-- Begin Supplied information --

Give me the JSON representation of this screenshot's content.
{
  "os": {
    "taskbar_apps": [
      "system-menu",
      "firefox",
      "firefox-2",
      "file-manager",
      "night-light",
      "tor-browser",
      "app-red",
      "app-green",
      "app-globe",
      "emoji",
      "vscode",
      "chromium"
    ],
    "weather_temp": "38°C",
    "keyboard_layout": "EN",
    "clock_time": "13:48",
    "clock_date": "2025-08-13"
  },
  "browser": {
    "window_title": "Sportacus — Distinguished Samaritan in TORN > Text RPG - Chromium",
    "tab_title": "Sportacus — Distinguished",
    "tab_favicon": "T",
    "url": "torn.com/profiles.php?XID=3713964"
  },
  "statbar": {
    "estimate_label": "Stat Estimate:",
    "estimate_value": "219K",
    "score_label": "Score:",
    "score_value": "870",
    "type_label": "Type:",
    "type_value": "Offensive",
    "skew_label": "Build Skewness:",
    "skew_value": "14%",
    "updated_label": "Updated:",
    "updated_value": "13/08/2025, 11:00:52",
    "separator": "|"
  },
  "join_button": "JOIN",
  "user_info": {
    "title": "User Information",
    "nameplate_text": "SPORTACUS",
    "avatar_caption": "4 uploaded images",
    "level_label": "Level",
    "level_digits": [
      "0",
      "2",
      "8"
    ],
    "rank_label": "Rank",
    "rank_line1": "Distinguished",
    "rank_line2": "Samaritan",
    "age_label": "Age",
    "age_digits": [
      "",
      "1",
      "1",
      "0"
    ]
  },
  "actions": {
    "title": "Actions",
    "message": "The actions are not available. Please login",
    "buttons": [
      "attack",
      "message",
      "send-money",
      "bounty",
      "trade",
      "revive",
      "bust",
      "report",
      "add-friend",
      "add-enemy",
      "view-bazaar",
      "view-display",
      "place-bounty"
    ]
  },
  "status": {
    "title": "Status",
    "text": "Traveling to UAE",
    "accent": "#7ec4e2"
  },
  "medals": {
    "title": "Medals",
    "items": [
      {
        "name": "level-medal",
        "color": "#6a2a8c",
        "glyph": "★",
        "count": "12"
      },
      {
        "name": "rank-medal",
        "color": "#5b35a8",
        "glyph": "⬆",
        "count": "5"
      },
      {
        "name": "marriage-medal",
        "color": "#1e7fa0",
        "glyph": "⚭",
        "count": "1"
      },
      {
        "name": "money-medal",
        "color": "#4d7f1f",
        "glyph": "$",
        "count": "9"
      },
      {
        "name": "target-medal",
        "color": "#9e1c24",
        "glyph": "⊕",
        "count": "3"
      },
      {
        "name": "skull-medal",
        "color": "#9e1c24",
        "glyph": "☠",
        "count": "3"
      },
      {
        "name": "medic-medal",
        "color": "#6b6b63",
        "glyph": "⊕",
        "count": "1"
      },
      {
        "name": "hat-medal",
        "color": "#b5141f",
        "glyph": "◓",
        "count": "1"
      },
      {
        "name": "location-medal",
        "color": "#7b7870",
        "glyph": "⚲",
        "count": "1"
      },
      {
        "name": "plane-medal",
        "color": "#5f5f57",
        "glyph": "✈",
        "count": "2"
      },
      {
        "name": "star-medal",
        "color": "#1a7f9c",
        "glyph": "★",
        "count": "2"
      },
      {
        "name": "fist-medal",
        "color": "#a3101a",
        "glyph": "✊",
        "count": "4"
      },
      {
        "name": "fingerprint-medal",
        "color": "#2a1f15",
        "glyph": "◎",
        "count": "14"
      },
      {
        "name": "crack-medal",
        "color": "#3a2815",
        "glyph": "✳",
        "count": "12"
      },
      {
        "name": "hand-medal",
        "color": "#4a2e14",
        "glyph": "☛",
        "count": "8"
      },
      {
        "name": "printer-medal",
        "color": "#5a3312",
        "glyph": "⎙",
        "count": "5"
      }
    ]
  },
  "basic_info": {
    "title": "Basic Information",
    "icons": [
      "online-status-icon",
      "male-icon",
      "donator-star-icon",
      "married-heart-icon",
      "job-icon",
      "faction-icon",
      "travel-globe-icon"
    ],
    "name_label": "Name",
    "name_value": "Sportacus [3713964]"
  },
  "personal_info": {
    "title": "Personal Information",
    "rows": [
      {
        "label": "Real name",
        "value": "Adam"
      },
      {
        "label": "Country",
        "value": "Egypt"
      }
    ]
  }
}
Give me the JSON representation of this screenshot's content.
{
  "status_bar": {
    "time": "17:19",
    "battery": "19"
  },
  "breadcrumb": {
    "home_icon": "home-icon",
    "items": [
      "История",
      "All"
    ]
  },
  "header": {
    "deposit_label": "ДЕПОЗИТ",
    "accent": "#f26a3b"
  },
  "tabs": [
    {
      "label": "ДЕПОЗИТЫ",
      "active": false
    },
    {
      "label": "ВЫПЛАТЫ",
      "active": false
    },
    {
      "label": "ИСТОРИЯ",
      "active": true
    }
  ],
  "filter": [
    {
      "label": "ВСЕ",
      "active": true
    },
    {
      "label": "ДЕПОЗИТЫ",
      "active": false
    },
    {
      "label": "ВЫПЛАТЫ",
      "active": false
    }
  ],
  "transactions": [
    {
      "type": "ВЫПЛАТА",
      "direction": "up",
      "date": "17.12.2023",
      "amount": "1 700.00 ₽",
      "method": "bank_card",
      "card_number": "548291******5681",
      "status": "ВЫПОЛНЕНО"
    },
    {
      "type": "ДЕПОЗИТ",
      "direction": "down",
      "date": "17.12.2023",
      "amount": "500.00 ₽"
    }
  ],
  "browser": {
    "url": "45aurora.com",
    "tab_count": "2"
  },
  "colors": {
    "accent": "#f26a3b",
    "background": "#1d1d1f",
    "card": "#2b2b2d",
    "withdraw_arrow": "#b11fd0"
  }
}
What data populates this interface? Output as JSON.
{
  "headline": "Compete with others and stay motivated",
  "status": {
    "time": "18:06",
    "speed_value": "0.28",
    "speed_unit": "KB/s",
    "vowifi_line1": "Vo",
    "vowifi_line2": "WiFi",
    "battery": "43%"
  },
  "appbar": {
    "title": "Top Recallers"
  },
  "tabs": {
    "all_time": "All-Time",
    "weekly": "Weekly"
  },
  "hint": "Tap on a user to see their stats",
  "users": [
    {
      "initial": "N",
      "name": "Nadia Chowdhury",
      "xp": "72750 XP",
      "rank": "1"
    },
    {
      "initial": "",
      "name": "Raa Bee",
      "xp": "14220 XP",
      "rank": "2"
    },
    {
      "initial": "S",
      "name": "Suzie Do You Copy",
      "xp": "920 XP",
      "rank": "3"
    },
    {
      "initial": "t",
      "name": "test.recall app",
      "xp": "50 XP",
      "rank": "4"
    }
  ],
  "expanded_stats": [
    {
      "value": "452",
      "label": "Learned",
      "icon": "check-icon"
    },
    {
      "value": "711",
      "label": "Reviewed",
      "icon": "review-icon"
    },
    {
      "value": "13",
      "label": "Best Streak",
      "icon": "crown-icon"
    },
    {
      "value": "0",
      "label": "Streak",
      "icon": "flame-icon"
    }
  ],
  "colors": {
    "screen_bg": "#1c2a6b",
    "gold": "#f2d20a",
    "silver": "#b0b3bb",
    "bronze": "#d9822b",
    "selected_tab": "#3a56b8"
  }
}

-- End Supplied information --

Task instructions
Give a word-for-word copy of the records.

Result
Give me the JSON representation of this screenshot's content.
{
  "os": {
    "taskbar_apps": [
      "system-menu",
      "firefox",
      "firefox-2",
      "file-manager",
      "night-light",
      "tor-browser",
      "app-red",
      "app-green",
      "app-globe",
      "emoji",
      "vscode",
      "chromium"
    ],
    "weather_temp": "38°C",
    "keyboard_layout": "EN",
    "clock_time": "13:48",
    "clock_date": "2025-08-13"
  },
  "browser": {
    "window_title": "Sportacus — Distinguished Samaritan in TORN > Text RPG - Chromium",
    "tab_title": "Sportacus — Distinguished",
    "tab_favicon": "T",
    "url": "torn.com/profiles.php?XID=3713964"
  },
  "statbar": {
    "estimate_label": "Stat Estimate:",
    "estimate_value": "219K",
    "score_label": "Score:",
    "score_value": "870",
    "type_label": "Type:",
    "type_value": "Offensive",
    "skew_label": "Build Skewness:",
    "skew_value": "14%",
    "updated_label": "Updated:",
    "updated_value": "13/08/2025, 11:00:52",
    "separator": "|"
  },
  "join_button": "JOIN",
  "user_info": {
    "title": "User Information",
    "nameplate_text": "SPORTACUS",
    "avatar_caption": "4 uploaded images",
    "level_label": "Level",
    "level_digits": [
      "0",
      "2",
      "8"
    ],
    "rank_label": "Rank",
    "rank_line1": "Distinguished",
    "rank_line2": "Samaritan",
    "age_label": "Age",
    "age_digits": [
      "",
      "1",
      "1",
      "0"
    ]
  },
  "actions": {
    "title": "Actions",
    "message": "The actions are not available. Please login",
    "buttons": [
      "attack",
      "message",
      "send-money",
      "bounty",
      "trade",
      "revive",
      "bust",
      "report",
      "add-friend",
      "add-enemy",
      "view-bazaar",
      "view-display",
      "place-bounty"
    ]
  },
  "status": {
    "title": "Status",
    "text": "Traveling to UAE",
    "accent": "#7ec4e2"
  },
  "medals": {
    "title": "Medals",
    "items": [
      {
        "name": "level-medal",
        "color": "#6a2a8c",
        "glyph": "★",
        "count": "12"
      },
      {
        "name": "rank-medal",
        "color": "#5b35a8",
        "glyph": "⬆",
        "count": "5"
      },
      {
        "name": "marriage-medal",
        "color": "#1e7fa0",
        "glyph": "⚭",
        "count": "1"
      },
      {
        "name": "money-medal",
        "color": "#4d7f1f",
        "glyph": "$",
        "count": "9"
      },
      {
        "name": "target-medal",
        "color": "#9e1c24",
        "glyph": "⊕",
        "count": "3"
      },
      {
        "name": "skull-medal",
        "color": "#9e1c24",
        "glyph": "☠",
        "count": "3"
      },
      {
        "name": "medic-medal",
        "color": "#6b6b63",
        "glyph": "⊕",
        "count": "1"
      },
      {
        "name": "hat-medal",
        "color": "#b5141f",
        "glyph": "◓",
        "count": "1"
      },
      {
        "name": "location-medal",
        "color": "#7b7870",
        "glyph": "⚲",
        "count": "1"
      },
      {
        "name": "plane-medal",
        "color": "#5f5f57",
        "glyph": "✈",
        "count": "2"
      },
      {
        "name": "star-medal",
        "color": "#1a7f9c",
        "glyph": "★",
        "count": "2"
      },
      {
        "name": "fist-medal",
        "color": "#a3101a",
        "glyph": "✊",
        "count": "4"
      },
      {
        "name": "fingerprint-medal",
        "color": "#2a1f15",
        "glyph": "◎",
        "count": "14"
      },
      {
        "name": "crack-medal",
        "color": "#3a2815",
        "glyph": "✳",
        "count": "12"
      },
      {
        "name": "hand-medal",
        "color": "#4a2e14",
        "glyph": "☛",
        "count": "8"
      },
      {
        "name": "printer-medal",
        "color": "#5a3312",
        "glyph": "⎙",
        "count": "5"
      }
    ]
  },
  "basic_info": {
    "title": "Basic Information",
    "icons": [
      "online-status-icon",
      "male-icon",
      "donator-star-icon",
      "married-heart-icon",
      "job-icon",
      "faction-icon",
      "travel-globe-icon"
    ],
    "name_label": "Name",
    "name_value": "Sportacus [3713964]"
  },
  "personal_info": {
    "title": "Personal Information",
    "rows": [
      {
        "label": "Real name",
        "value": "Adam"
      },
      {
        "label": "Country",
        "value": "Egypt"
      }
    ]
  }
}
Give me the JSON representation of this screenshot's content.
{
  "status_bar": {
    "time": "17:19",
    "battery": "19"
  },
  "breadcrumb": {
    "home_icon": "home-icon",
    "items": [
      "История",
      "All"
    ]
  },
  "header": {
    "deposit_label": "ДЕПОЗИТ",
    "accent": "#f26a3b"
  },
  "tabs": [
    {
      "label": "ДЕПОЗИТЫ",
      "active": false
    },
    {
      "label": "ВЫПЛАТЫ",
      "active": false
    },
    {
      "label": "ИСТОРИЯ",
      "active": true
    }
  ],
  "filter": [
    {
      "label": "ВСЕ",
      "active": true
    },
    {
      "label": "ДЕПОЗИТЫ",
      "active": false
    },
    {
      "label": "ВЫПЛАТЫ",
      "active": false
    }
  ],
  "transactions": [
    {
      "type": "ВЫПЛАТА",
      "direction": "up",
      "date": "17.12.2023",
      "amount": "1 700.00 ₽",
      "method": "bank_card",
      "card_number": "548291******5681",
      "status": "ВЫПОЛНЕНО"
    },
    {
      "type": "ДЕПОЗИТ",
      "direction": "down",
      "date": "17.12.2023",
      "amount": "500.00 ₽"
    }
  ],
  "browser": {
    "url": "45aurora.com",
    "tab_count": "2"
  },
  "colors": {
    "accent": "#f26a3b",
    "background": "#1d1d1f",
    "card": "#2b2b2d",
    "withdraw_arrow": "#b11fd0"
  }
}
What data populates this interface? Output as JSON.
{
  "headline": "Compete with others and stay motivated",
  "status": {
    "time": "18:06",
    "speed_value": "0.28",
    "speed_unit": "KB/s",
    "vowifi_line1": "Vo",
    "vowifi_line2": "WiFi",
    "battery": "43%"
  },
  "appbar": {
    "title": "Top Recallers"
  },
  "tabs": {
    "all_time": "All-Time",
    "weekly": "Weekly"
  },
  "hint": "Tap on a user to see their stats",
  "users": [
    {
      "initial": "N",
      "name": "Nadia Chowdhury",
      "xp": "72750 XP",
      "rank": "1"
    },
    {
      "initial": "",
      "name": "Raa Bee",
      "xp": "14220 XP",
      "rank": "2"
    },
    {
      "initial": "S",
      "name": "Suzie Do You Copy",
      "xp": "920 XP",
      "rank": "3"
    },
    {
      "initial": "t",
      "name": "test.recall app",
      "xp": "50 XP",
      "rank": "4"
    }
  ],
  "expanded_stats": [
    {
      "value": "452",
      "label": "Learned",
      "icon": "check-icon"
    },
    {
      "value": "711",
      "label": "Reviewed",
      "icon": "review-icon"
    },
    {
      "value": "13",
      "label": "Best Streak",
      "icon": "crown-icon"
    },
    {
      "value": "0",
      "label": "Streak",
      "icon": "flame-icon"
    }
  ],
  "colors": {
    "screen_bg": "#1c2a6b",
    "gold": "#f2d20a",
    "silver": "#b0b3bb",
    "bronze": "#d9822b",
    "selected_tab": "#3a56b8"
  }
}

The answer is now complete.